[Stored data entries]

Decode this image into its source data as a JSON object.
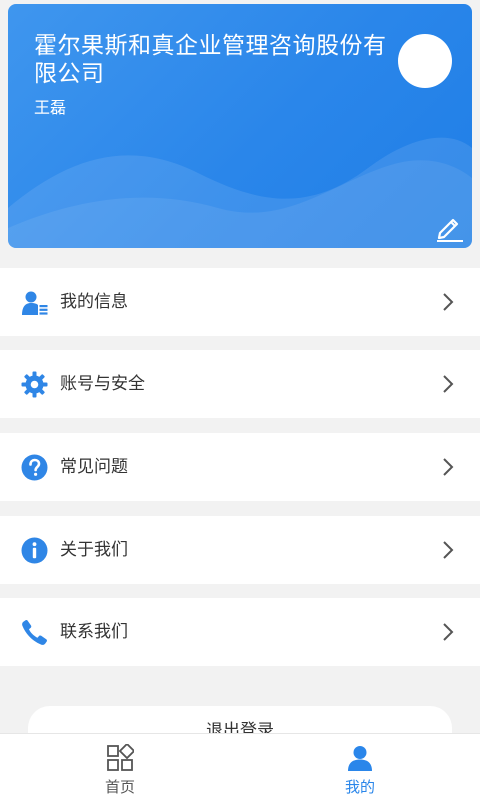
{
  "profile": {
    "company": "霍尔果斯和真企业管理咨询股份有限公司",
    "user": "王磊"
  },
  "menu": [
    {
      "label": "我的信息",
      "icon": "user-info-icon"
    },
    {
      "label": "账号与安全",
      "icon": "gear-icon"
    },
    {
      "label": "常见问题",
      "icon": "question-icon"
    },
    {
      "label": "关于我们",
      "icon": "info-icon"
    },
    {
      "label": "联系我们",
      "icon": "phone-icon"
    }
  ],
  "logout_label": "退出登录",
  "nav": {
    "home_label": "首页",
    "mine_label": "我的"
  },
  "colors": {
    "accent": "#2a86ea",
    "icon_blue": "#2f86e6",
    "nav_inactive": "#555555",
    "nav_active": "#2a86ea"
  }
}
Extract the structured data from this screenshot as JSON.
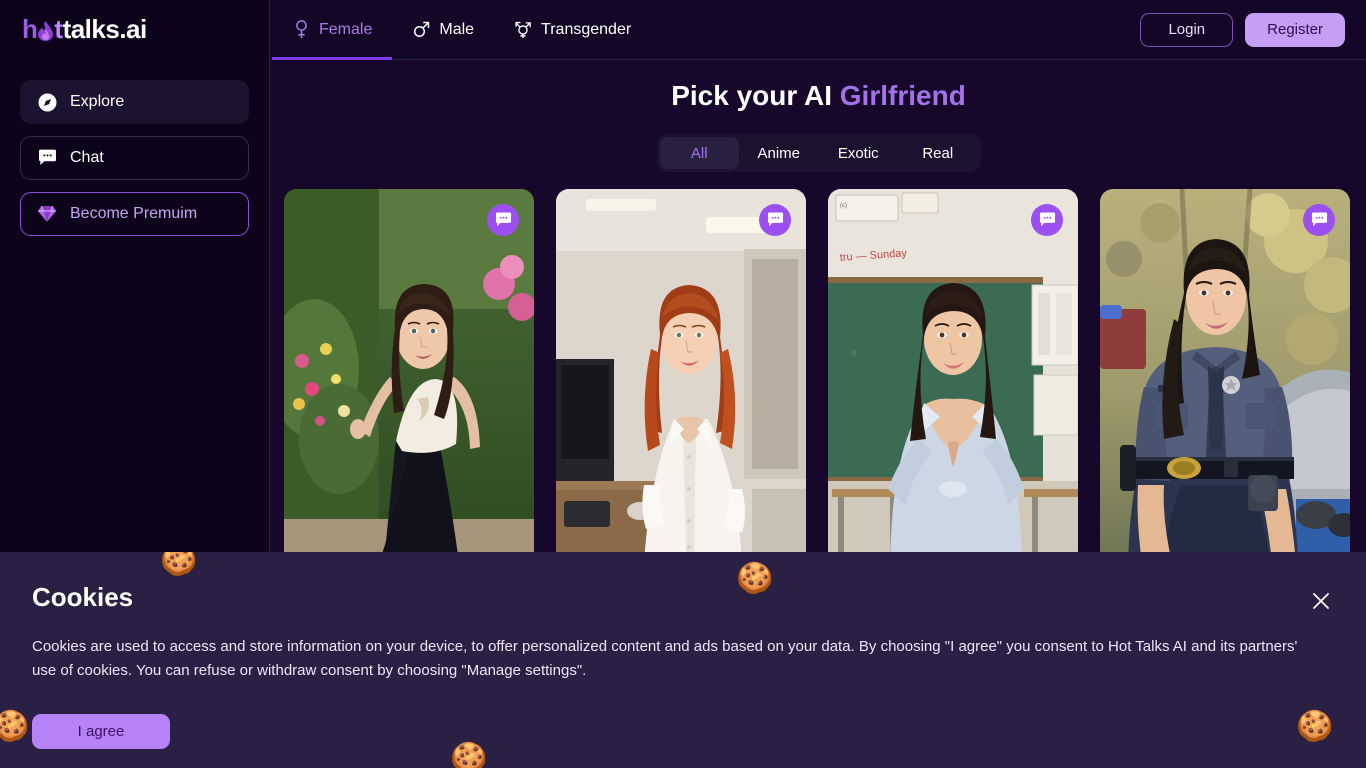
{
  "colors": {
    "bg": "#17082b",
    "sidebar_bg": "#0d041c",
    "header_bg": "#140626",
    "accent_purple": "#a472e8",
    "accent_strong": "#7c3aed",
    "register_bg": "#c79ef5",
    "cookie_bg": "#2a2044",
    "agree_bg": "#b583f5"
  },
  "header": {
    "logo": {
      "part1": "h",
      "flame_icon": "flame-icon",
      "part2": "t",
      "part3": "talks.ai"
    },
    "nav": [
      {
        "label": "Female",
        "icon": "venus-icon",
        "active": true
      },
      {
        "label": "Male",
        "icon": "mars-icon",
        "active": false
      },
      {
        "label": "Transgender",
        "icon": "transgender-icon",
        "active": false
      }
    ],
    "login_label": "Login",
    "register_label": "Register"
  },
  "sidebar": {
    "items": [
      {
        "label": "Explore",
        "icon": "compass-icon",
        "style": "filled"
      },
      {
        "label": "Chat",
        "icon": "chat-bubble-icon",
        "style": "outline"
      },
      {
        "label": "Become Premuim",
        "icon": "diamond-icon",
        "style": "premium"
      }
    ]
  },
  "main": {
    "title_plain": "Pick your AI ",
    "title_accent": "Girlfriend",
    "filters": [
      {
        "label": "All",
        "active": true
      },
      {
        "label": "Anime",
        "active": false
      },
      {
        "label": "Exotic",
        "active": false
      },
      {
        "label": "Real",
        "active": false
      }
    ],
    "cards": [
      {
        "name": "card-garden-brunette",
        "description": "Brunette woman in white camisole and black skirt standing in a flower garden",
        "chat_icon": "chat-bubble-icon"
      },
      {
        "name": "card-office-redhead",
        "description": "Red-haired woman in white button-up blouse in an office",
        "chat_icon": "chat-bubble-icon"
      },
      {
        "name": "card-classroom-teacher",
        "description": "Dark-haired woman in tied light blue shirt in a classroom with green chalkboard",
        "chat_icon": "chat-bubble-icon"
      },
      {
        "name": "card-police-officer",
        "description": "Dark-haired woman in navy police uniform beside a police car",
        "chat_icon": "chat-bubble-icon"
      }
    ]
  },
  "cookies": {
    "title": "Cookies",
    "body": "Cookies are used to access and store information on your device, to offer personalized content and ads based on your data. By choosing \"I agree\" you consent to Hot Talks AI and its partners' use of cookies. You can refuse or withdraw consent by choosing \"Manage settings\".",
    "agree_label": "I agree",
    "close_icon": "close-icon",
    "decorations": [
      "cookie-icon",
      "cookie-icon",
      "cookie-icon",
      "cookie-icon",
      "cookie-icon",
      "cookie-icon"
    ]
  }
}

■ EXERCISE OBJECTIVE ■
Output the data above without changes, apart from leaving out the pictures.

■ REPLY ■
Decode this image into its source data as a JSON object.
{
  "profile": {
    "company": "霍尔果斯和真企业管理咨询股份有限公司",
    "user": "王磊"
  },
  "menu": [
    {
      "label": "我的信息",
      "icon": "user-info-icon"
    },
    {
      "label": "账号与安全",
      "icon": "gear-icon"
    },
    {
      "label": "常见问题",
      "icon": "question-icon"
    },
    {
      "label": "关于我们",
      "icon": "info-icon"
    },
    {
      "label": "联系我们",
      "icon": "phone-icon"
    }
  ],
  "logout_label": "退出登录",
  "nav": {
    "home_label": "首页",
    "mine_label": "我的"
  },
  "colors": {
    "accent": "#2a86ea",
    "icon_blue": "#2f86e6",
    "nav_inactive": "#555555",
    "nav_active": "#2a86ea"
  }
}
Extract the structured data from this screenshot as JSON.
{
  "colors": {
    "bg": "#17082b",
    "sidebar_bg": "#0d041c",
    "header_bg": "#140626",
    "accent_purple": "#a472e8",
    "accent_strong": "#7c3aed",
    "register_bg": "#c79ef5",
    "cookie_bg": "#2a2044",
    "agree_bg": "#b583f5"
  },
  "header": {
    "logo": {
      "part1": "h",
      "flame_icon": "flame-icon",
      "part2": "t",
      "part3": "talks.ai"
    },
    "nav": [
      {
        "label": "Female",
        "icon": "venus-icon",
        "active": true
      },
      {
        "label": "Male",
        "icon": "mars-icon",
        "active": false
      },
      {
        "label": "Transgender",
        "icon": "transgender-icon",
        "active": false
      }
    ],
    "login_label": "Login",
    "register_label": "Register"
  },
  "sidebar": {
    "items": [
      {
        "label": "Explore",
        "icon": "compass-icon",
        "style": "filled"
      },
      {
        "label": "Chat",
        "icon": "chat-bubble-icon",
        "style": "outline"
      },
      {
        "label": "Become Premuim",
        "icon": "diamond-icon",
        "style": "premium"
      }
    ]
  },
  "main": {
    "title_plain": "Pick your AI ",
    "title_accent": "Girlfriend",
    "filters": [
      {
        "label": "All",
        "active": true
      },
      {
        "label": "Anime",
        "active": false
      },
      {
        "label": "Exotic",
        "active": false
      },
      {
        "label": "Real",
        "active": false
      }
    ],
    "cards": [
      {
        "name": "card-garden-brunette",
        "description": "Brunette woman in white camisole and black skirt standing in a flower garden",
        "chat_icon": "chat-bubble-icon"
      },
      {
        "name": "card-office-redhead",
        "description": "Red-haired woman in white button-up blouse in an office",
        "chat_icon": "chat-bubble-icon"
      },
      {
        "name": "card-classroom-teacher",
        "description": "Dark-haired woman in tied light blue shirt in a classroom with green chalkboard",
        "chat_icon": "chat-bubble-icon"
      },
      {
        "name": "card-police-officer",
        "description": "Dark-haired woman in navy police uniform beside a police car",
        "chat_icon": "chat-bubble-icon"
      }
    ]
  },
  "cookies": {
    "title": "Cookies",
    "body": "Cookies are used to access and store information on your device, to offer personalized content and ads based on your data. By choosing \"I agree\" you consent to Hot Talks AI and its partners' use of cookies. You can refuse or withdraw consent by choosing \"Manage settings\".",
    "agree_label": "I agree",
    "close_icon": "close-icon",
    "decorations": [
      "cookie-icon",
      "cookie-icon",
      "cookie-icon",
      "cookie-icon",
      "cookie-icon",
      "cookie-icon"
    ]
  }
}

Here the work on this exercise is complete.